Given problem ▸ Take from the listing each line that has the string "tank".

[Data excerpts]
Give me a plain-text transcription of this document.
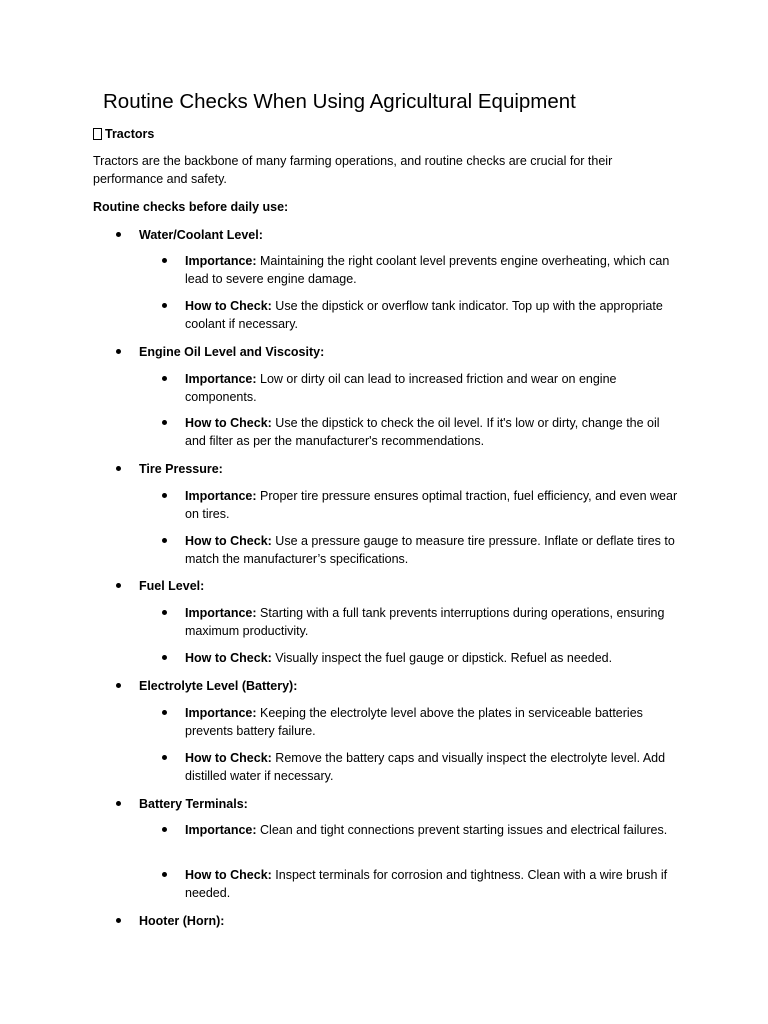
Routine Checks When Using Agricultural Equipment
Tractors

Tractors are the backbone of many farming operations, and routine checks are crucial for their performance and safety.

Routine checks before daily use:

Water/Coolant Level:
Importance: Maintaining the right coolant level prevents engine overheating, which can lead to severe engine damage.
How to Check: Use the dipstick or overflow tank indicator. Top up with the appropriate coolant if necessary.
Engine Oil Level and Viscosity:
Importance: Low or dirty oil can lead to increased friction and wear on engine components.
How to Check: Use the dipstick to check the oil level. If it's low or dirty, change the oil and filter as per the manufacturer's recommendations.
Tire Pressure:
Importance: Proper tire pressure ensures optimal traction, fuel efficiency, and even wear on tires.
How to Check: Use a pressure gauge to measure tire pressure. Inflate or deflate tires to match the manufacturer’s specifications.
Fuel Level:
Importance: Starting with a full tank prevents interruptions during operations, ensuring maximum productivity.
How to Check: Visually inspect the fuel gauge or dipstick. Refuel as needed.
Electrolyte Level (Battery):
Importance: Keeping the electrolyte level above the plates in serviceable batteries prevents battery failure.
How to Check: Remove the battery caps and visually inspect the electrolyte level. Add distilled water if necessary.
Battery Terminals:
Importance: Clean and tight connections prevent starting issues and electrical failures.
How to Check: Inspect terminals for corrosion and tightness. Clean with a wire brush if needed.
Hooter (Horn):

Result ▸
How to Check: Use the dipstick or overflow tank indicator. Top up with the appropriate coolant if necessary.
Importance: Starting with a full tank prevents interruptions during operations, ensuring maximum productivity.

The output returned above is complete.